● **Task requirements**
Copy out the forum thread starting with "Apple does that" and going on through "has updatable firmware.", switching each "secure enclave" to "security coprocessor".

● **Page excerpt**
Australia To Compel Technology Firms To Provide Access To Encrypted Missives

Australia on Friday proposed new laws to compel companies such as U.S. social media giant Facebook and device manufacturer Apple to provide security agencies access to encrypted messages. From a report: The measures will be the first in an expected wave of global legislation as pressure mounts on technology companies to provide such access after several terror suspects used encrypted applications ahead of attacks. Australia, a staunch U.S. ally, is on heightened alert for attacks by home-grown radicals since 2014 and authorities have said they have thwarted several plots, although Prime Minister Malcolm Turnbull said law enforcement needed more help. "We need to ensure the internet is not used as a dark place for bad people to hide their criminal activities from the law," Turnbull told reporters in Sydney. "The reality is, however, that these encrypted messaging applications and voice applications are being used obviously by all of us, but they're also being used by people who seek to do us harm."

Funny this is from Australia...

[rkhalloran]

IIRC, the Bouncy Castle crypto package , developed to get around the 90's US export controls on strong ciphers, originates from Down Under. Funny their govt is now expecting developers to install Magic Good-Guys-Only Backdoors into their software so the Five-Eyes Panopticon can snoop as wanted.

Re: Obvious response of technology firms

[swillden]

Apple does that already. It was an engineering solution to a legal problem.

It's the obvious and predictable response of a security engineer.

However, I don't think Apple has actually fixed that "hole" yet. What the FBI was asking them to do was to provide an updated version of the firmware which bypassed the brute force mitigations on password checks. There was much discussion back then about which iPhone versions have the "secure enclave" and which don't, but the secure enclave also has updatable firmware.

However, there are ways to fix this, and I suspect that Apple is working on one for the iPhone8. I think the best solution (and I should note that my day job is Android crypto security, so I've given it more than a passing thought) is to make the firmware update process require that the user first unlock the device. There are a variety of ways to do that, and make the requirement cryptographically strong.

● **Structured page parsing data**
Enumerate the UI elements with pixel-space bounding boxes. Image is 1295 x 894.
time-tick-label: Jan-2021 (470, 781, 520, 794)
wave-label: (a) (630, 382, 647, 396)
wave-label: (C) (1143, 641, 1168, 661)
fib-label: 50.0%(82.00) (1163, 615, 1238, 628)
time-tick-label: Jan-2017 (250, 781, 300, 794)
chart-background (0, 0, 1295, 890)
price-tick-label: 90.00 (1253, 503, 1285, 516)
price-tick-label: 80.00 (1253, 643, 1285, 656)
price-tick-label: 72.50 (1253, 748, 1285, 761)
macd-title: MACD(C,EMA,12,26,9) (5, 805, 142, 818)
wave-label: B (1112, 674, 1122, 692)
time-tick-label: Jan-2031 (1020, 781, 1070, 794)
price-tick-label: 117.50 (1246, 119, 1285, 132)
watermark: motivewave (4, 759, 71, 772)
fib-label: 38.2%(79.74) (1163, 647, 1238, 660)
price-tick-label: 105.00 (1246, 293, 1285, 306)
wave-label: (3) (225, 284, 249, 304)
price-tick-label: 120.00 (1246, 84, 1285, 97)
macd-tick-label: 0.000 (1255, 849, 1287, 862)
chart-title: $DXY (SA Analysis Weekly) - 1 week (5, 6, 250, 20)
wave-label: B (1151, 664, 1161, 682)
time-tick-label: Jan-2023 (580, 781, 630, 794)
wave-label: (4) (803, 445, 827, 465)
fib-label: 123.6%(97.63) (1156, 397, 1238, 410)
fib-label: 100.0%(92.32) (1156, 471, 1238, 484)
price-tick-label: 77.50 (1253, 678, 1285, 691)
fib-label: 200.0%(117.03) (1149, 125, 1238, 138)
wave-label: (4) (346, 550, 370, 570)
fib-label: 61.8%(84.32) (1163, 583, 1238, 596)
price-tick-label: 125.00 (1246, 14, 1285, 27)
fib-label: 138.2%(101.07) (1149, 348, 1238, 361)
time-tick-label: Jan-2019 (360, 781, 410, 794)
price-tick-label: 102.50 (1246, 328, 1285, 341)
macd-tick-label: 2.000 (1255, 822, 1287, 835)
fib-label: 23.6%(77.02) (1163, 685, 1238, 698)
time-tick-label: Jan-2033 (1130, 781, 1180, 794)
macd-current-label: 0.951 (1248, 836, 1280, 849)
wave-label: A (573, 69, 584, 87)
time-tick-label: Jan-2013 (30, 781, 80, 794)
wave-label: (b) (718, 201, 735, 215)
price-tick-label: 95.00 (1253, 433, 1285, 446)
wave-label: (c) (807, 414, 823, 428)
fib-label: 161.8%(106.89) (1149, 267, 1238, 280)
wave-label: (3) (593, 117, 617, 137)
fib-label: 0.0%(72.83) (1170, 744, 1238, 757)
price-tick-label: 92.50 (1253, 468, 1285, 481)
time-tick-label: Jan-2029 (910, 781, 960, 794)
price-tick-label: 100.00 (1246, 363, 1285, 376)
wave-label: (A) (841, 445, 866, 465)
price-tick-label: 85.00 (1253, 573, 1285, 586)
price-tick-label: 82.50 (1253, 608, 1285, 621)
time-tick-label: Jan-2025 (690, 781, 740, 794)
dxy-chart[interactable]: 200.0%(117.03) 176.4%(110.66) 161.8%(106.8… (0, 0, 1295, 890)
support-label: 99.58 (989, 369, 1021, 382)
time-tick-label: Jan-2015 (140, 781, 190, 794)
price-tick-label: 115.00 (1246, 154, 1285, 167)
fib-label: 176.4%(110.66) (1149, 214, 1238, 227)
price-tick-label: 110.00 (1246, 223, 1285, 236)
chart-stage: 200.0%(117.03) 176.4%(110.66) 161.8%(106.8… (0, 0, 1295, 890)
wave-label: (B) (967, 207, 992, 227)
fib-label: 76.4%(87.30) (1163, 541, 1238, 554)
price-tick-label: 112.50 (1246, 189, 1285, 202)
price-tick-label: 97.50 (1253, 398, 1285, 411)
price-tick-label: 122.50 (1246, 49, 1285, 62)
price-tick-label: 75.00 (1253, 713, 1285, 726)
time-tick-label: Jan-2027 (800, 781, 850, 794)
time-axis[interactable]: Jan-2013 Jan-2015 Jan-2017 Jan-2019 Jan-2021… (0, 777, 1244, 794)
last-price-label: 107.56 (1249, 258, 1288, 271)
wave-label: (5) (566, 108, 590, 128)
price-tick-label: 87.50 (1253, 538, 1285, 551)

● **Finished task**
Apple does that already. It was an engineering solution to a legal problem.

It's the obvious and predictable response of a security engineer.

However, I don't think Apple has actually fixed that "hole" yet. What the FBI was asking them to do was to provide an updated version of the firmware which bypassed the brute force mitigations on password checks. There was much discussion back then about which iPhone versions have the "security coprocessor" and which don't, but the security coprocessor also has updatable firmware.